→ EXERCISE PROMPT:
Write out each line exactly as given. Leave the pictures out of your copy.

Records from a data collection
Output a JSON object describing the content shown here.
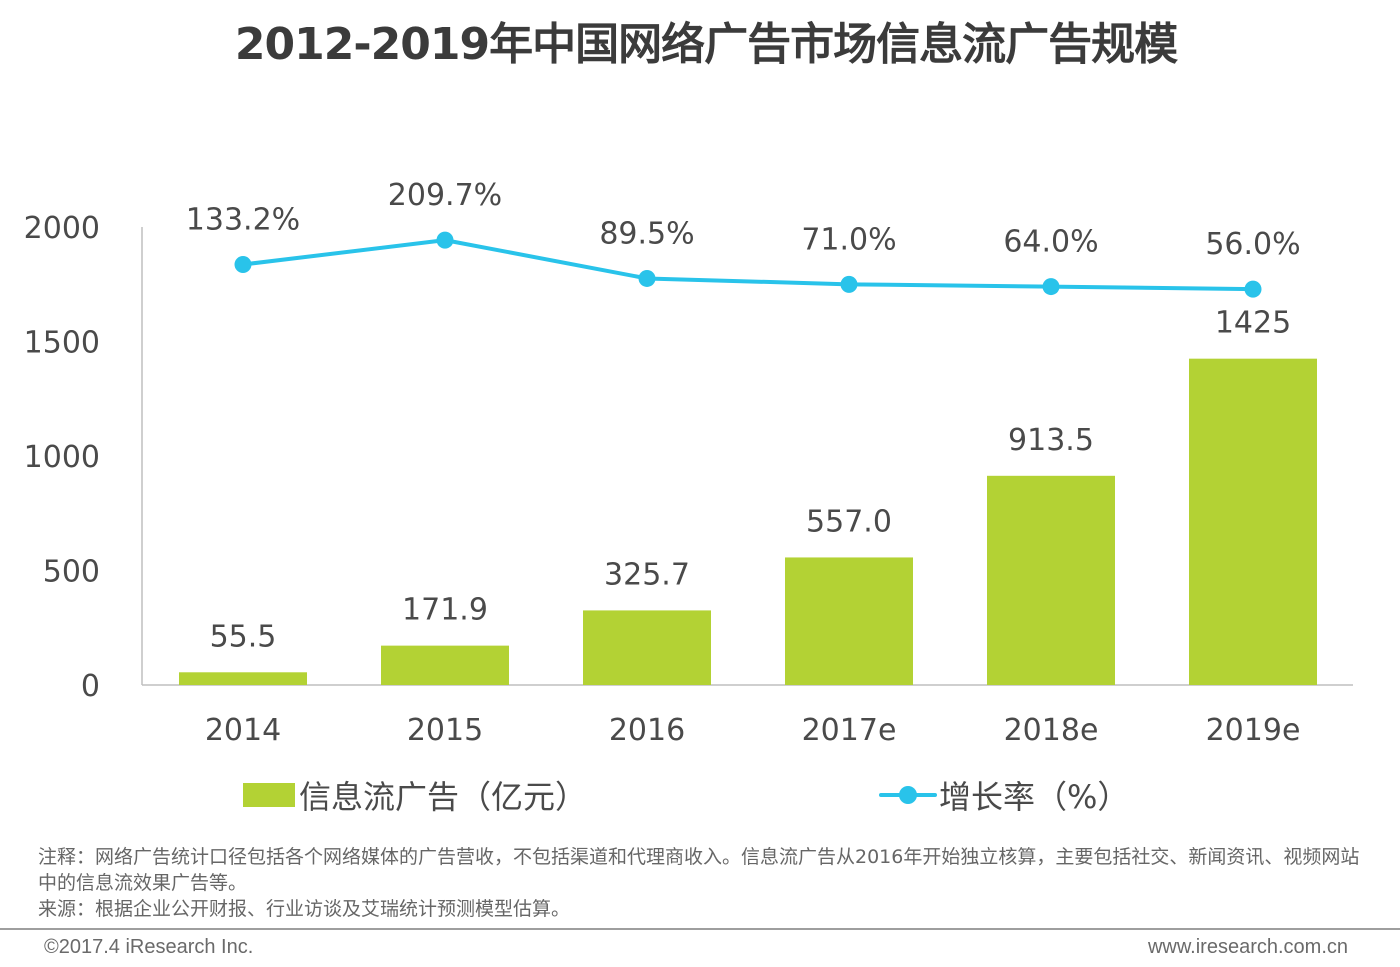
{
  "title": "2012-2019年中国网络广告市场信息流广告规模",
  "chart_data": {
    "type": "bar",
    "title": "2012-2019年中国网络广告市场信息流广告规模",
    "categories": [
      "2014",
      "2015",
      "2016",
      "2017e",
      "2018e",
      "2019e"
    ],
    "series": [
      {
        "name": "信息流广告（亿元）",
        "type": "bar",
        "axis": "left",
        "color": "#b3d234",
        "values": [
          55.5,
          171.9,
          325.7,
          557.0,
          913.5,
          1425
        ],
        "labels": [
          "55.5",
          "171.9",
          "325.7",
          "557.0",
          "913.5",
          "1425"
        ]
      },
      {
        "name": "增长率（%）",
        "type": "line",
        "axis": "right-hidden",
        "color": "#29c3ea",
        "values": [
          133.2,
          209.7,
          89.5,
          71.0,
          64.0,
          56.0
        ],
        "labels": [
          "133.2%",
          "209.7%",
          "89.5%",
          "71.0%",
          "64.0%",
          "56.0%"
        ]
      }
    ],
    "yaxis": {
      "ylim": [
        0,
        2000
      ],
      "ticks": [
        0,
        500,
        1000,
        1500,
        2000
      ],
      "tick_labels": [
        "0",
        "500",
        "1000",
        "1500",
        "2000"
      ]
    },
    "xlabel": "",
    "ylabel": "",
    "grid": false,
    "legend_position": "bottom"
  },
  "legend": {
    "bar_label": "信息流广告（亿元）",
    "line_label": "增长率（%）"
  },
  "notes": {
    "line1": "注释：网络广告统计口径包括各个网络媒体的广告营收，不包括渠道和代理商收入。信息流广告从2016年开始独立核算，主要包括社交、新闻资讯、视频网站中的信息流效果广告等。",
    "line2": "来源：根据企业公开财报、行业访谈及艾瑞统计预测模型估算。"
  },
  "footer": {
    "copyright": "©2017.4 iResearch Inc.",
    "website": "www.iresearch.com.cn"
  },
  "colors": {
    "bar": "#b3d234",
    "line": "#29c3ea",
    "axis": "#bfbfbf",
    "text": "#4a4a4a"
  }
}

→ TASK SOLUTION:
Output a JSON object describing the content shown here.
{
  "title": "2012-2019年中国网络广告市场信息流广告规模",
  "chart_data": {
    "type": "bar",
    "title": "2012-2019年中国网络广告市场信息流广告规模",
    "categories": [
      "2014",
      "2015",
      "2016",
      "2017e",
      "2018e",
      "2019e"
    ],
    "series": [
      {
        "name": "信息流广告（亿元）",
        "type": "bar",
        "axis": "left",
        "color": "#b3d234",
        "values": [
          55.5,
          171.9,
          325.7,
          557.0,
          913.5,
          1425
        ],
        "labels": [
          "55.5",
          "171.9",
          "325.7",
          "557.0",
          "913.5",
          "1425"
        ]
      },
      {
        "name": "增长率（%）",
        "type": "line",
        "axis": "right-hidden",
        "color": "#29c3ea",
        "values": [
          133.2,
          209.7,
          89.5,
          71.0,
          64.0,
          56.0
        ],
        "labels": [
          "133.2%",
          "209.7%",
          "89.5%",
          "71.0%",
          "64.0%",
          "56.0%"
        ]
      }
    ],
    "yaxis": {
      "ylim": [
        0,
        2000
      ],
      "ticks": [
        0,
        500,
        1000,
        1500,
        2000
      ],
      "tick_labels": [
        "0",
        "500",
        "1000",
        "1500",
        "2000"
      ]
    },
    "xlabel": "",
    "ylabel": "",
    "grid": false,
    "legend_position": "bottom"
  },
  "legend": {
    "bar_label": "信息流广告（亿元）",
    "line_label": "增长率（%）"
  },
  "notes": {
    "line1": "注释：网络广告统计口径包括各个网络媒体的广告营收，不包括渠道和代理商收入。信息流广告从2016年开始独立核算，主要包括社交、新闻资讯、视频网站中的信息流效果广告等。",
    "line2": "来源：根据企业公开财报、行业访谈及艾瑞统计预测模型估算。"
  },
  "footer": {
    "copyright": "©2017.4 iResearch Inc.",
    "website": "www.iresearch.com.cn"
  },
  "colors": {
    "bar": "#b3d234",
    "line": "#29c3ea",
    "axis": "#bfbfbf",
    "text": "#4a4a4a"
  }
}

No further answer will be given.